## REQUIREMENTS
How many of the lines here include "road"? Answer with a single number.

## GIVEN DATA
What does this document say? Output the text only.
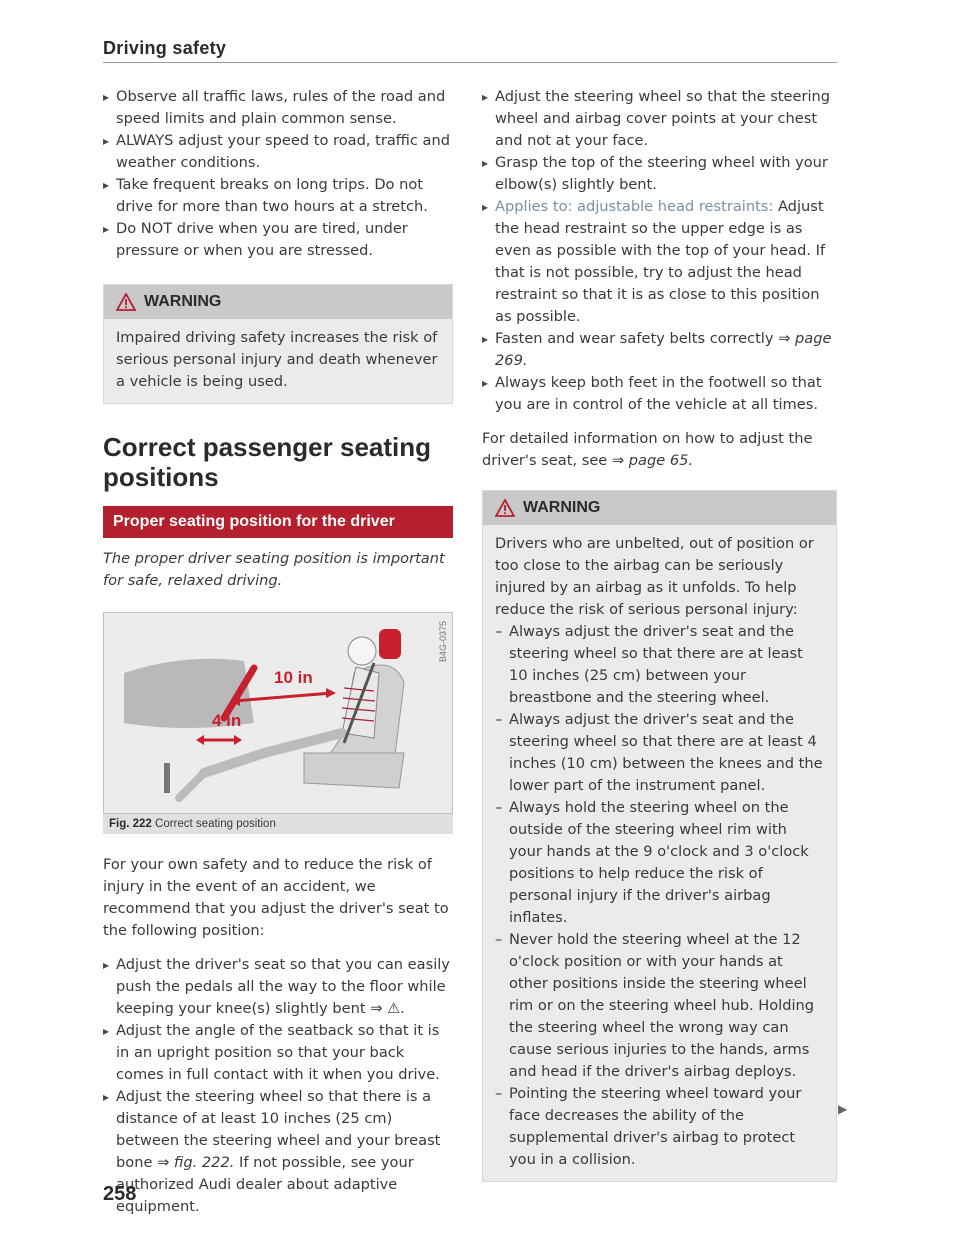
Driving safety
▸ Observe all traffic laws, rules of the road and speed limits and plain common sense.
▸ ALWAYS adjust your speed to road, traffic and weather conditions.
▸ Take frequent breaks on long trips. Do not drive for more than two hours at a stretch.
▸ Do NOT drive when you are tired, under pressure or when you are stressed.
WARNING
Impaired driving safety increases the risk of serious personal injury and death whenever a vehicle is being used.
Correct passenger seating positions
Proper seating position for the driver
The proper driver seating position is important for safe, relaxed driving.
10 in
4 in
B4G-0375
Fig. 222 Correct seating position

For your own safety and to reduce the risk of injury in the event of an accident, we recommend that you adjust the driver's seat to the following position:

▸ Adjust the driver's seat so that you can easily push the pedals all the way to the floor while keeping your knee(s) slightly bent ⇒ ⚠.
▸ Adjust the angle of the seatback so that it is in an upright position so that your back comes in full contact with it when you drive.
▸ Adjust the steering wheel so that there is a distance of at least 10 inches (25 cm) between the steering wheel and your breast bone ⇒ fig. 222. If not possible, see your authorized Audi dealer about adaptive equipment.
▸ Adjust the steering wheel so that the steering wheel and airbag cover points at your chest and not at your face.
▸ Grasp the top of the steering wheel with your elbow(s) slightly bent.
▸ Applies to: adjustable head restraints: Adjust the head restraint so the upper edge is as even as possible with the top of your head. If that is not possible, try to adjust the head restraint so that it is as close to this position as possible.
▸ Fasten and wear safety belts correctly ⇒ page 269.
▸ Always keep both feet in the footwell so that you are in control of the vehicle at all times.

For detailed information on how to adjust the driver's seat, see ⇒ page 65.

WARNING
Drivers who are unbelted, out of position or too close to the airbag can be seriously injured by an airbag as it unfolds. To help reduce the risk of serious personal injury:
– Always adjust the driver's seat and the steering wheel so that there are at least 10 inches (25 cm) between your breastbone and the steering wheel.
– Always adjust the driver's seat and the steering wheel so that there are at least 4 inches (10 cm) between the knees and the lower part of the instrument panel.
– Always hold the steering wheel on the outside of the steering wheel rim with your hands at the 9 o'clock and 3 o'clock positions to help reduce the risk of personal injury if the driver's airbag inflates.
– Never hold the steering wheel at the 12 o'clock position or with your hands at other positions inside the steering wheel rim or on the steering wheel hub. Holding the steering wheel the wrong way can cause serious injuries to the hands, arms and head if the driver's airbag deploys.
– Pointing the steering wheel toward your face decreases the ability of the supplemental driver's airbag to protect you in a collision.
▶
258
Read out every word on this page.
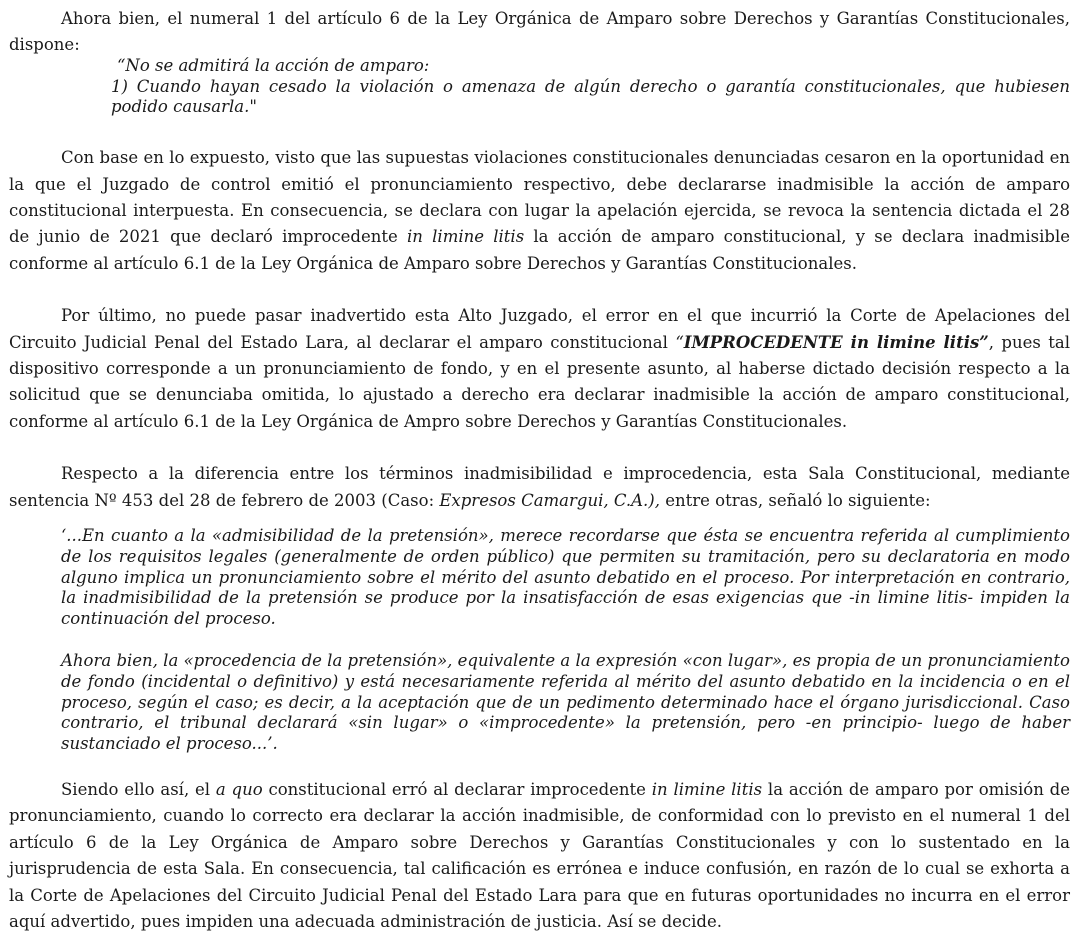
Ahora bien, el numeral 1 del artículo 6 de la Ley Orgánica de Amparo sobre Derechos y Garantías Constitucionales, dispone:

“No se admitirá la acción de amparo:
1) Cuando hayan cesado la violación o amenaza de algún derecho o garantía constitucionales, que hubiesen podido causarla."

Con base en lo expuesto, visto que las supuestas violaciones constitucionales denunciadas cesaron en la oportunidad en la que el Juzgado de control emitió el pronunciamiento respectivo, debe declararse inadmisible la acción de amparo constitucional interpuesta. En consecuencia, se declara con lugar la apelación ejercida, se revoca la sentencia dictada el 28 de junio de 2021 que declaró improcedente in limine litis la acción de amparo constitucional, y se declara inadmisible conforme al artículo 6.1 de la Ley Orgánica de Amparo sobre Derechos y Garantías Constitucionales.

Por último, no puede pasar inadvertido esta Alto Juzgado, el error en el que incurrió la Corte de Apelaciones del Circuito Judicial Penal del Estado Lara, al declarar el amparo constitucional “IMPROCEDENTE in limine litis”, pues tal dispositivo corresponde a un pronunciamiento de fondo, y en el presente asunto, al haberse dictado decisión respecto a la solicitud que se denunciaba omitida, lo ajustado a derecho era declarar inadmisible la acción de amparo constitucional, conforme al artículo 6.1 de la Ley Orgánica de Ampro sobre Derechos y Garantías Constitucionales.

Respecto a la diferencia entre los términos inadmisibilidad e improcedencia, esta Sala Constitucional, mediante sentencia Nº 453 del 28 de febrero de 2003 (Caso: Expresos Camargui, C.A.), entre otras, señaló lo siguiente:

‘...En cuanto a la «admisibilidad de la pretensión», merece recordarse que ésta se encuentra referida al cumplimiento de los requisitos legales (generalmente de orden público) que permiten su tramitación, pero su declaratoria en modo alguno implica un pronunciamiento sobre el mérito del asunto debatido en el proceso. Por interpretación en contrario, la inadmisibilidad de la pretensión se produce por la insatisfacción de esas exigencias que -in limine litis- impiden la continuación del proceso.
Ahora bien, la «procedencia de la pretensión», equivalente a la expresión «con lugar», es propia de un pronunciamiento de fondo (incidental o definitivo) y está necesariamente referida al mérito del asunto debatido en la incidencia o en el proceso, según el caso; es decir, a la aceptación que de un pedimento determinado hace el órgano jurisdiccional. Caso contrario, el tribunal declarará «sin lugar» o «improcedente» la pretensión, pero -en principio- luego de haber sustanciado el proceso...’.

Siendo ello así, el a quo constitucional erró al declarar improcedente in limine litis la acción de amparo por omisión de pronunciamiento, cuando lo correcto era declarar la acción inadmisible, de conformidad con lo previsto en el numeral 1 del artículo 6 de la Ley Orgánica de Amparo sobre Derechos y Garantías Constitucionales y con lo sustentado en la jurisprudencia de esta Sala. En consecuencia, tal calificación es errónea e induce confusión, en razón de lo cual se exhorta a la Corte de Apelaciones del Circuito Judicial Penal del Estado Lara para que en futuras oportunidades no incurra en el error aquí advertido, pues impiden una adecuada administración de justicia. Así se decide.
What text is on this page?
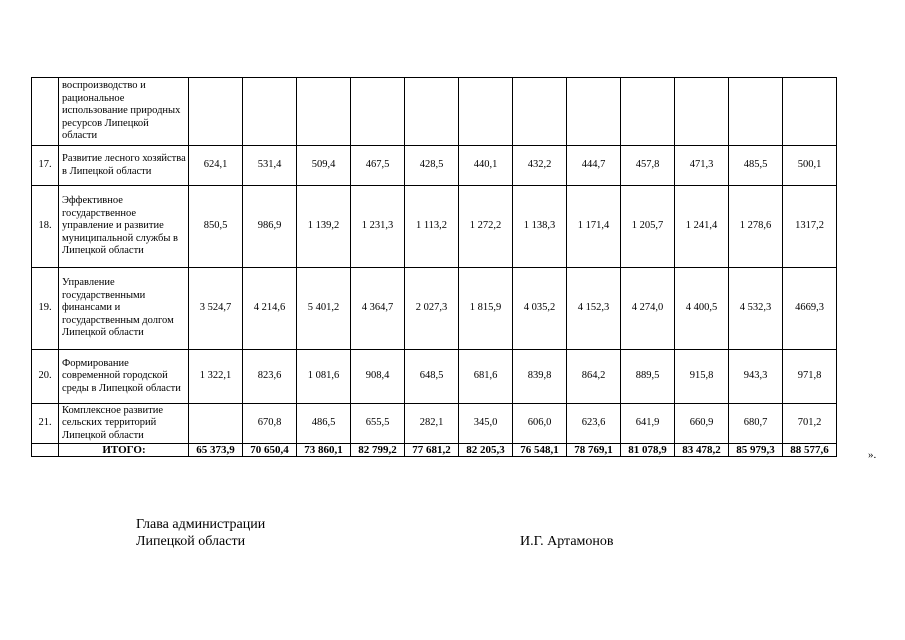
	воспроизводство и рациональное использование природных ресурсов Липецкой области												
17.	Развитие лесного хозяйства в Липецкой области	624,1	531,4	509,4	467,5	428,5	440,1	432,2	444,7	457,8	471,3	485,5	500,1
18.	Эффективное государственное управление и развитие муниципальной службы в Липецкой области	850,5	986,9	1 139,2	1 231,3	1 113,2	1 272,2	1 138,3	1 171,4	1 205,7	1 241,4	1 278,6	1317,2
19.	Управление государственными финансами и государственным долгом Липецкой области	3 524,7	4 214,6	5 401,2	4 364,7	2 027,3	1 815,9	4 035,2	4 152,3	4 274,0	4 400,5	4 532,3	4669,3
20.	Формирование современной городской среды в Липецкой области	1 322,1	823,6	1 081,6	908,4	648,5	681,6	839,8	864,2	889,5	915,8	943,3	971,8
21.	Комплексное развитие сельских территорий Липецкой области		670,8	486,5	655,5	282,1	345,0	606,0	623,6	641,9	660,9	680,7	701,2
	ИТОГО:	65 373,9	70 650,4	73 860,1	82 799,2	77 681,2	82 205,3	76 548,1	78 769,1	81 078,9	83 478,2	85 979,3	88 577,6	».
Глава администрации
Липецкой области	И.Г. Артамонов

## FULL OUTPUT
2